— START Available records —
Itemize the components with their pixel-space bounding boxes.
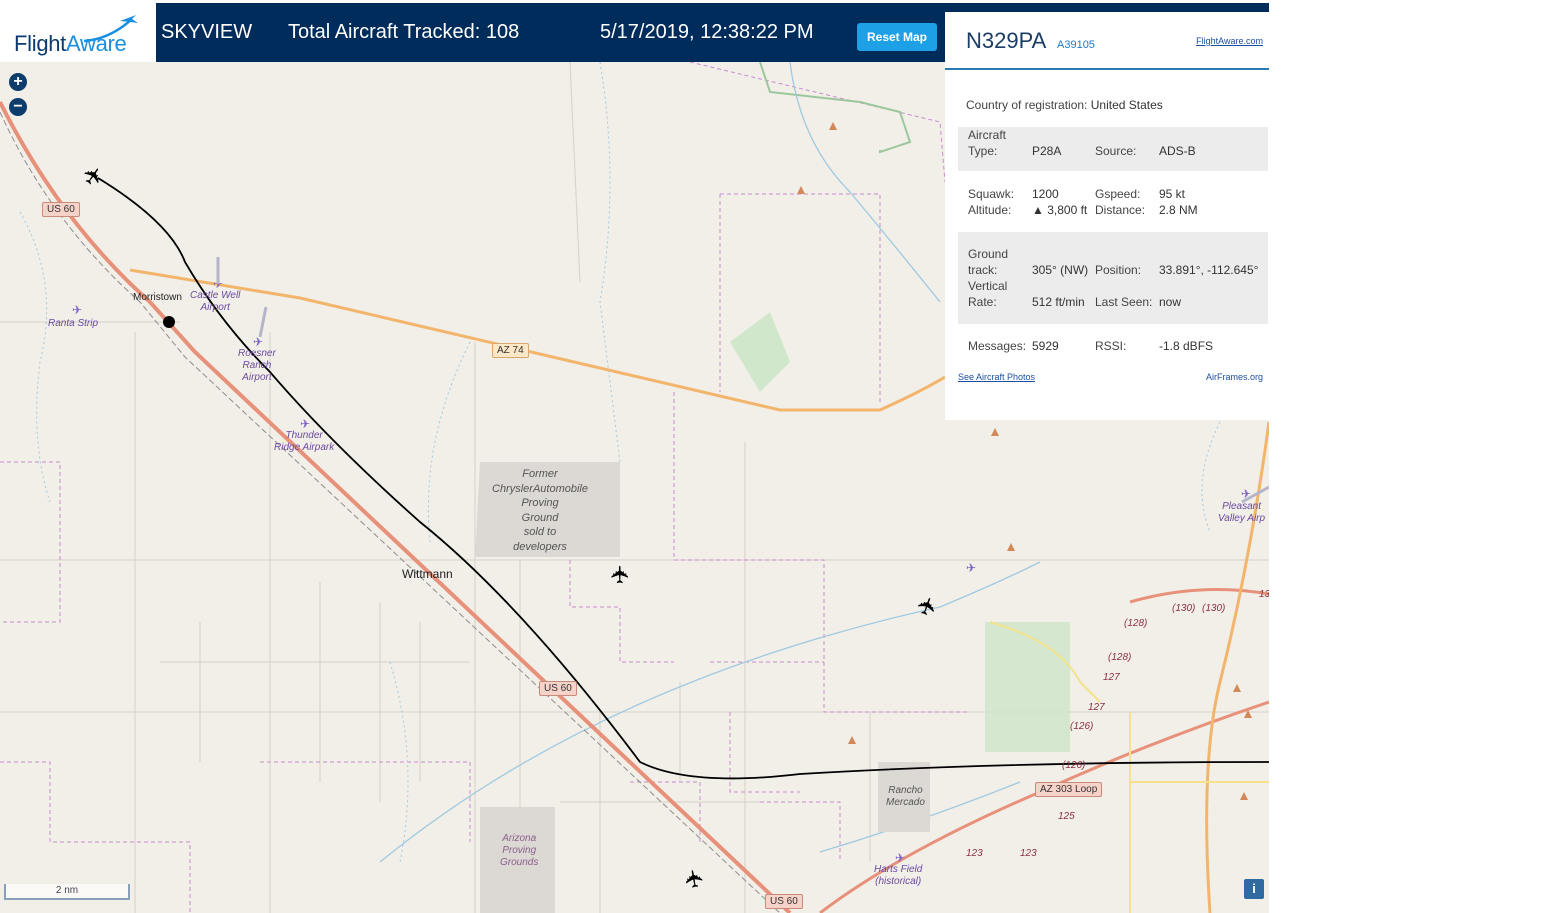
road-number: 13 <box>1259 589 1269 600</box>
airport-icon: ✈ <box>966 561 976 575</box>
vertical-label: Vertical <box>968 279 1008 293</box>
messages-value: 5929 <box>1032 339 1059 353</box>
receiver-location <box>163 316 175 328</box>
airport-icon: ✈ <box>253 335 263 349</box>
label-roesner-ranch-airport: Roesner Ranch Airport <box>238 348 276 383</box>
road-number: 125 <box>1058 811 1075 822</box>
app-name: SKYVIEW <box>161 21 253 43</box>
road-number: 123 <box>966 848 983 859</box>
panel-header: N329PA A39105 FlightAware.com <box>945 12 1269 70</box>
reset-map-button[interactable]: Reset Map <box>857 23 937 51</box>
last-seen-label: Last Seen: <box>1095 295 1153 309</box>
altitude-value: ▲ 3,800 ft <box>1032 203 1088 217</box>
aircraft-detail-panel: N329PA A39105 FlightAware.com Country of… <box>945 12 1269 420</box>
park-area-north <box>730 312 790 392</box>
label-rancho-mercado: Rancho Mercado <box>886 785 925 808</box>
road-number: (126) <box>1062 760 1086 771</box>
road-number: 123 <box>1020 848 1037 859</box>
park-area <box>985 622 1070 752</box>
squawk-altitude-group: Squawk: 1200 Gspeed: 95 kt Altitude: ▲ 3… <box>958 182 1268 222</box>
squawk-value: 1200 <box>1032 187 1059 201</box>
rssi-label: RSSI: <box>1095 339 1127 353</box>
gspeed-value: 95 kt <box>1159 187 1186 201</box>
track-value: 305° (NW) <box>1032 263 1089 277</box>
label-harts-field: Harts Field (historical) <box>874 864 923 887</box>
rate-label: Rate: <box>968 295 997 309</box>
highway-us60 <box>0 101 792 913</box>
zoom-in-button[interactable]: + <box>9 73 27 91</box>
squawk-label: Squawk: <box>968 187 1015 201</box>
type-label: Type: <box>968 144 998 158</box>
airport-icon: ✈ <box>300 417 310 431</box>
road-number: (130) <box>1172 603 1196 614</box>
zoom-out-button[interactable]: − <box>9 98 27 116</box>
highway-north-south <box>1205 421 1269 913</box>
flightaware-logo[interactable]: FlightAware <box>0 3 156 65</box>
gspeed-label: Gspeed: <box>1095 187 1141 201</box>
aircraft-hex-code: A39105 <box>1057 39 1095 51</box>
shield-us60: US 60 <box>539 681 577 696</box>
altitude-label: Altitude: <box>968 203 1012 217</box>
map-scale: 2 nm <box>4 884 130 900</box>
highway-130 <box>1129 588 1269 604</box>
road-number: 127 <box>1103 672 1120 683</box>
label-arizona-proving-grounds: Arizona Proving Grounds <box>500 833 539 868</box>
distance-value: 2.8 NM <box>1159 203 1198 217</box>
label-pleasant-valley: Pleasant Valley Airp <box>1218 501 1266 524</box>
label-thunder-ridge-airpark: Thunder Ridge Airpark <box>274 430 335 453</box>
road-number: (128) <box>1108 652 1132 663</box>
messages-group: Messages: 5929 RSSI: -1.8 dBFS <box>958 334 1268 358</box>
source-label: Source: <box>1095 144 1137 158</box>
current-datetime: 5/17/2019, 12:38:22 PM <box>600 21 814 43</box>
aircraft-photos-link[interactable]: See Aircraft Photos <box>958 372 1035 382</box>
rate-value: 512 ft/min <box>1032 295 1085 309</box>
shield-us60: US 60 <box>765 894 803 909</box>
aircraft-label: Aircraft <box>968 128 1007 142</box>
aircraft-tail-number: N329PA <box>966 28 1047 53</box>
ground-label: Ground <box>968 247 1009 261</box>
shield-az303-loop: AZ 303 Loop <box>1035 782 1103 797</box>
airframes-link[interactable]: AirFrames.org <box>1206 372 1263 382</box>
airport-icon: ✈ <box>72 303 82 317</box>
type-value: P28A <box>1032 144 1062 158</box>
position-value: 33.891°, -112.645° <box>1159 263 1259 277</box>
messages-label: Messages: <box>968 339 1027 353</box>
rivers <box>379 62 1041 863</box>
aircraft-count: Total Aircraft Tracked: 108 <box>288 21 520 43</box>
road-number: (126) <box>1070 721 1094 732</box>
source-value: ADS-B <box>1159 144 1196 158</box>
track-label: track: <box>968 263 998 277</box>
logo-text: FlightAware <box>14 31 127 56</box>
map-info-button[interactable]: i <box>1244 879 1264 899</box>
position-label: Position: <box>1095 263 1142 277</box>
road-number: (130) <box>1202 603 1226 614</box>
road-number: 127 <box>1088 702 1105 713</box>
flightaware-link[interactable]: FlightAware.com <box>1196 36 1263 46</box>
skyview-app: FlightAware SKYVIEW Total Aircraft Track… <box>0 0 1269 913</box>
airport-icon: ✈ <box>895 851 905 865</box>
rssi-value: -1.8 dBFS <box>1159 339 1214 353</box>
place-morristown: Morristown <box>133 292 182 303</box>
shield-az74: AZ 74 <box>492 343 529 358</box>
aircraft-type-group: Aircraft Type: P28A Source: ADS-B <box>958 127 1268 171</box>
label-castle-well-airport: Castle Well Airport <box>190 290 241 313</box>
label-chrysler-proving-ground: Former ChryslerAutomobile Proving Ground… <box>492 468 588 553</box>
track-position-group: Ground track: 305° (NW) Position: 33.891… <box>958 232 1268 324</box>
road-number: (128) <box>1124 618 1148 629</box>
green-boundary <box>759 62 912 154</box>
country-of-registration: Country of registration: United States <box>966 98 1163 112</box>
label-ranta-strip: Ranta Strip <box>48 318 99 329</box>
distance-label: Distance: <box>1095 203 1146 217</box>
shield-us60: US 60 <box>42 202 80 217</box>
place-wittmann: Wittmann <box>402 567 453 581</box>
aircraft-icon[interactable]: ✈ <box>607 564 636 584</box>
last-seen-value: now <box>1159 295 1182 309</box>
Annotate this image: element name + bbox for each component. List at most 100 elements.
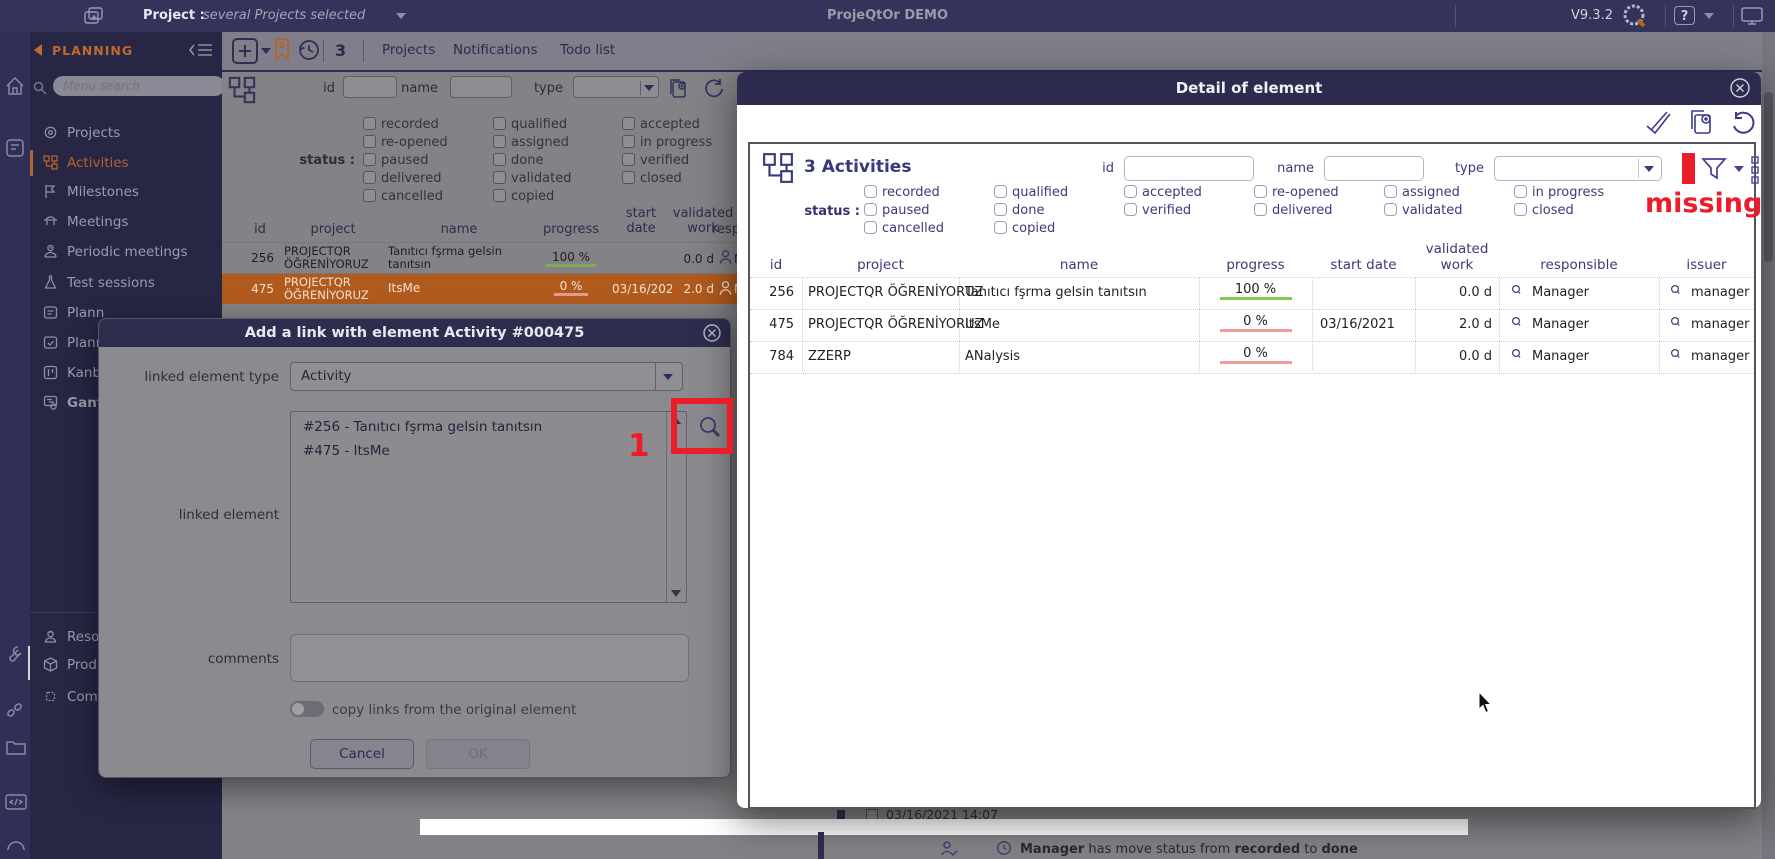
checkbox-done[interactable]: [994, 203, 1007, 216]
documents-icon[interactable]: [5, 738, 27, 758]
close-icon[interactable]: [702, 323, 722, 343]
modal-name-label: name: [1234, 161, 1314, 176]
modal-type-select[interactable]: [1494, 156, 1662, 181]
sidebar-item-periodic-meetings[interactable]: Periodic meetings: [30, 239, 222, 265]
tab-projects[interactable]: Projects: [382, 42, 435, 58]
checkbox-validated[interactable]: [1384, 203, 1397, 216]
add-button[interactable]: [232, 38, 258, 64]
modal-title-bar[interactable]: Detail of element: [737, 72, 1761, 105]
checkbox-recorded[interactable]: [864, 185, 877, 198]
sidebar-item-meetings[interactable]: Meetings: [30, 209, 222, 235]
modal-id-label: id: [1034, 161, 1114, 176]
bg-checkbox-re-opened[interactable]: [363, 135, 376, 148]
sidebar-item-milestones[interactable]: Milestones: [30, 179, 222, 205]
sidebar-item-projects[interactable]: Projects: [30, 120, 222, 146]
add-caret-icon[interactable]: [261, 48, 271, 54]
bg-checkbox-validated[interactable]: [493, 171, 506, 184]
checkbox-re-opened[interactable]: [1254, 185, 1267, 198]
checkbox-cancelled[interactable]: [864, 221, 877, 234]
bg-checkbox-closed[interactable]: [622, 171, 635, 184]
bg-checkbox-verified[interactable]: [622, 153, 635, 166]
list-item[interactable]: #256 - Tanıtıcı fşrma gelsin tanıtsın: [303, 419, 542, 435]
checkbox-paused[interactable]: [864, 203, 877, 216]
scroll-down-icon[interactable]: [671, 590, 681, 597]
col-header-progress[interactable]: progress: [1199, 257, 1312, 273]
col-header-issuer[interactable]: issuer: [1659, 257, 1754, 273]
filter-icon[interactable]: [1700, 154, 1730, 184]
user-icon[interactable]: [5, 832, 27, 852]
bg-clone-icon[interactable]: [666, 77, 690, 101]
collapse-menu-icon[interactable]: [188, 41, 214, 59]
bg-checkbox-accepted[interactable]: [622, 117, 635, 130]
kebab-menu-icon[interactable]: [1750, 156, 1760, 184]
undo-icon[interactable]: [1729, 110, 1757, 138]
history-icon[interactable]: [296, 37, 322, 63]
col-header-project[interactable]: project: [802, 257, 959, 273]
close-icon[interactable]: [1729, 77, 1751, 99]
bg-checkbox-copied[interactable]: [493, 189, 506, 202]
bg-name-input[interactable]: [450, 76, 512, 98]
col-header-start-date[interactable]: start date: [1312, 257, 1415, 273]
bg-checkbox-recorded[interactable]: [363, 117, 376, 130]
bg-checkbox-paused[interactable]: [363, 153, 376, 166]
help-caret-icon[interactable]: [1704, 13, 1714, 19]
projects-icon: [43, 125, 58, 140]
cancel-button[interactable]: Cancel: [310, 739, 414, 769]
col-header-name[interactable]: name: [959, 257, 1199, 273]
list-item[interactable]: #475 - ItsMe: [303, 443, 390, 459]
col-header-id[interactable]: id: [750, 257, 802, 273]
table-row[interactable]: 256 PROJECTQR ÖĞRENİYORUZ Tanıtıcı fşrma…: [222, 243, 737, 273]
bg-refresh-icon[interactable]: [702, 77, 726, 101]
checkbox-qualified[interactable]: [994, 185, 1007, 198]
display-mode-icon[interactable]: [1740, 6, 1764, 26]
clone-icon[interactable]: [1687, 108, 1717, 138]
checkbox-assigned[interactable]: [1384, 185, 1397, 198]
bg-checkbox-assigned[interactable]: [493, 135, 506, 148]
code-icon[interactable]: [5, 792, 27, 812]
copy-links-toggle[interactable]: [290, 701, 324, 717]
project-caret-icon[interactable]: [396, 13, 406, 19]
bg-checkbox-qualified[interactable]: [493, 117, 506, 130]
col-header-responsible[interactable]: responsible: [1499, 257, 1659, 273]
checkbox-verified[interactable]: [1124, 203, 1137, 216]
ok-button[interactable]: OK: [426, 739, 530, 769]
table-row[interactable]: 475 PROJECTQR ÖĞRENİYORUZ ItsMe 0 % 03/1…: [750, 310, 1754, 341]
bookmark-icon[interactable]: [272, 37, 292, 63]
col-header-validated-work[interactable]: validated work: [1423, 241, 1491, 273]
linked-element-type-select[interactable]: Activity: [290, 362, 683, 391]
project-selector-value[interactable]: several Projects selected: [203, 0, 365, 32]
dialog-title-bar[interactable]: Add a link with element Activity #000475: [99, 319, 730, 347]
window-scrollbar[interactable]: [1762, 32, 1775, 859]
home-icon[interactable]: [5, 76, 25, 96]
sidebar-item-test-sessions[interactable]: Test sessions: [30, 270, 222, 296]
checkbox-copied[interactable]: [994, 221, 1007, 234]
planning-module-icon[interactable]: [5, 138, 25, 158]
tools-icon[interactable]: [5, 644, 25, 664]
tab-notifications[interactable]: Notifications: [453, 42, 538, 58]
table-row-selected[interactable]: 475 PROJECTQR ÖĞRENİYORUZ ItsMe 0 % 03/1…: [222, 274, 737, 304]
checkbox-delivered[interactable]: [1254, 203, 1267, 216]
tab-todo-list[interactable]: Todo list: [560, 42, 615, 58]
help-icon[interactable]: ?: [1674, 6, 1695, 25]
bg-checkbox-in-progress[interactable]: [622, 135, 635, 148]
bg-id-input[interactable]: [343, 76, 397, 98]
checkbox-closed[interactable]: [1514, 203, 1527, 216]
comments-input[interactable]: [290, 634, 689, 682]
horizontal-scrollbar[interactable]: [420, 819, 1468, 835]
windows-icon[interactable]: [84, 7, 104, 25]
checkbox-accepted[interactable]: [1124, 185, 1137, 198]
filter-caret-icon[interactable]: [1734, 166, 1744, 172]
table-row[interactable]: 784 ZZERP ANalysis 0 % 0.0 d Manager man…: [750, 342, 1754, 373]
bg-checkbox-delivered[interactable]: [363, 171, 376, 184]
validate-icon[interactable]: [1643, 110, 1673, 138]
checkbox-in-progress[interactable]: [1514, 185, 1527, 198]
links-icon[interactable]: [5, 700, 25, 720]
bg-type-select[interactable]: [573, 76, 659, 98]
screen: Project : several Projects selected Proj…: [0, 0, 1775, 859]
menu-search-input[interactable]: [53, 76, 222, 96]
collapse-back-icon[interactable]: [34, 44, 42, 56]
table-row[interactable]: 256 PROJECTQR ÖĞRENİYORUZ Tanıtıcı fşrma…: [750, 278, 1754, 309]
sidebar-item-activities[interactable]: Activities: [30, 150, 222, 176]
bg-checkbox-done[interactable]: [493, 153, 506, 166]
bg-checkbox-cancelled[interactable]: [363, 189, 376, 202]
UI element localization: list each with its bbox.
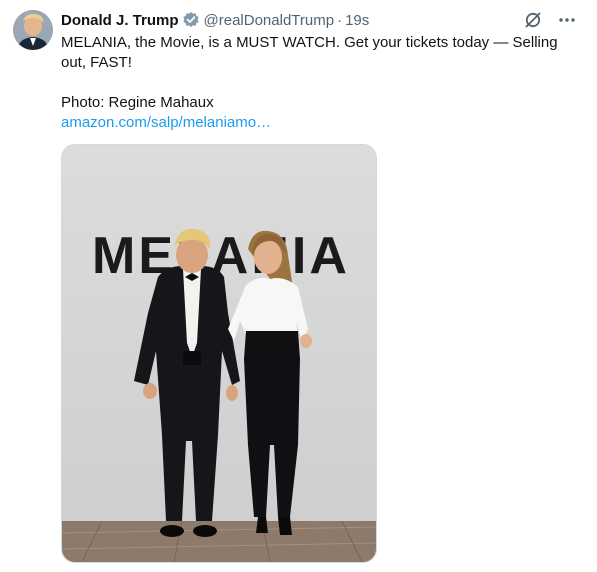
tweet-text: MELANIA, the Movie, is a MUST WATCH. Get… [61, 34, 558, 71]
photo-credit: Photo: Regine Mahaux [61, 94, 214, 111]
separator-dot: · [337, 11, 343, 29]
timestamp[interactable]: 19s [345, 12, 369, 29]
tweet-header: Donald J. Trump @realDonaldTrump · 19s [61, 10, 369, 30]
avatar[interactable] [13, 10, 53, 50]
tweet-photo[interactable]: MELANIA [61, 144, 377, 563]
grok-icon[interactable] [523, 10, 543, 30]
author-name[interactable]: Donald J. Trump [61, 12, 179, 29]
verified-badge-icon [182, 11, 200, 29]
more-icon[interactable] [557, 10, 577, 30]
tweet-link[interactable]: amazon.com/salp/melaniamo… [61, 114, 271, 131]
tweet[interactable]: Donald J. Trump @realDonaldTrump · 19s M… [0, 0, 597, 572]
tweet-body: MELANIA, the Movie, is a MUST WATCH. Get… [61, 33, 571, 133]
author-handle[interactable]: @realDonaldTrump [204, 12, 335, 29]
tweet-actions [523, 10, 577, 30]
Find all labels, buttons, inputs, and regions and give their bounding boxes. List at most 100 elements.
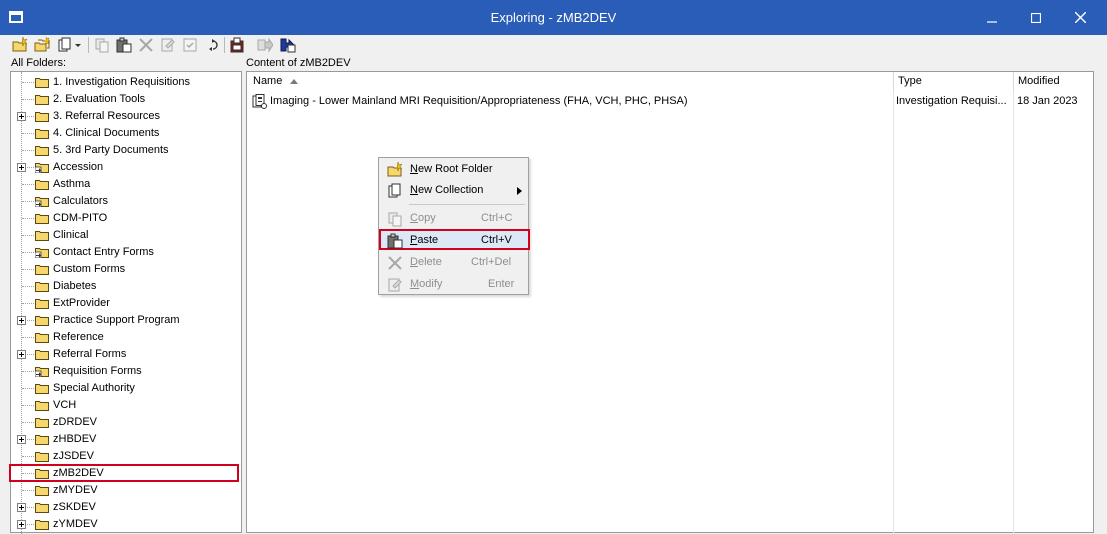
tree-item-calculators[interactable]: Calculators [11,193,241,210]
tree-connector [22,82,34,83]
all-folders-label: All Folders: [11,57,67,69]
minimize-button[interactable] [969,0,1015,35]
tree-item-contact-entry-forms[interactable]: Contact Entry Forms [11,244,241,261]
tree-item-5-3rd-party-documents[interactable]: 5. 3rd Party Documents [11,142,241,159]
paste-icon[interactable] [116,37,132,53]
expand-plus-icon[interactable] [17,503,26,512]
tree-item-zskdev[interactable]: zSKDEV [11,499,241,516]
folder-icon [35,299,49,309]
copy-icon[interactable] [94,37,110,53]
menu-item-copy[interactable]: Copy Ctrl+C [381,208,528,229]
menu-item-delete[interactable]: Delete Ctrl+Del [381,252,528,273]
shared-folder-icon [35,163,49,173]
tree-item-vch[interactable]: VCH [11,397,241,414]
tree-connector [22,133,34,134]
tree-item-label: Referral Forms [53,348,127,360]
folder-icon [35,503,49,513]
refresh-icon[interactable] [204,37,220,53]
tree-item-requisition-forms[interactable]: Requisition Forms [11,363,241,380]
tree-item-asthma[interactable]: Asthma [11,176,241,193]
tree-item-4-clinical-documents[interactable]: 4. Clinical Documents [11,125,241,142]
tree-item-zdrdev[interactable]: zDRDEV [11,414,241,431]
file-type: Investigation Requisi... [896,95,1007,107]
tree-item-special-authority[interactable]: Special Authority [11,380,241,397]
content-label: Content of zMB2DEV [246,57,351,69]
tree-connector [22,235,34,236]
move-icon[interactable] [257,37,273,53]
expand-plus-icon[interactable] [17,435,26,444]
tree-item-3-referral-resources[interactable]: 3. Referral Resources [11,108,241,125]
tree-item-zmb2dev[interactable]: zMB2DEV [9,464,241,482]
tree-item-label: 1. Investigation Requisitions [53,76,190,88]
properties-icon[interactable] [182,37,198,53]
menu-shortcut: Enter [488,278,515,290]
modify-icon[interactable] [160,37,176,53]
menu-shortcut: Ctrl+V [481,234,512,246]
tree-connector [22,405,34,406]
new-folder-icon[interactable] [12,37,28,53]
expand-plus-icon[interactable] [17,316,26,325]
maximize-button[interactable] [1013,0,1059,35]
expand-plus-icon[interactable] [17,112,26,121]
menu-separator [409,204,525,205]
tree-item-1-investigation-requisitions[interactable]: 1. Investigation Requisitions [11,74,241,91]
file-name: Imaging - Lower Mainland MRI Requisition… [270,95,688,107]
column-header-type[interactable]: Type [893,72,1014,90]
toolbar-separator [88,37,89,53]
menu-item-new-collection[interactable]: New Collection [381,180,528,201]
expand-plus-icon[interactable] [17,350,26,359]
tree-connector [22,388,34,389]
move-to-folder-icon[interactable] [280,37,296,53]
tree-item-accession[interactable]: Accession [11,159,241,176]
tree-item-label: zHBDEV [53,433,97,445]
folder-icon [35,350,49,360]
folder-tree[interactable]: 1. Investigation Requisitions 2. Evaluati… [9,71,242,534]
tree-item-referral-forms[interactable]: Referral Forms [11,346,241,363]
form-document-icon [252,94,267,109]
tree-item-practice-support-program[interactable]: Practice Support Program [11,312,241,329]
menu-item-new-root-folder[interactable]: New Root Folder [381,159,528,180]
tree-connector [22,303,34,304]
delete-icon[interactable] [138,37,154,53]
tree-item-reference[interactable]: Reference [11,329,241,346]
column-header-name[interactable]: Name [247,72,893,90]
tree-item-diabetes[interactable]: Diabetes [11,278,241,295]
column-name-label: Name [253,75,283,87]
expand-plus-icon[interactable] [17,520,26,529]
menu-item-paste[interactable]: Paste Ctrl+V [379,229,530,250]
— END Available records —
**Request**
Set down everything from the row containing "road-number: 13 <box>1259 589 1269 600</box>" down to the row containing "airport-icon: ✈ <box>253 335 263 349</box>", both included, copying each row word for word.

**Solution to the problem**
road-number: 13 <box>1259 589 1269 600</box>
airport-icon: ✈ <box>966 561 976 575</box>
vertical-label: Vertical <box>968 279 1008 293</box>
messages-value: 5929 <box>1032 339 1059 353</box>
receiver-location <box>163 316 175 328</box>
airport-icon: ✈ <box>253 335 263 349</box>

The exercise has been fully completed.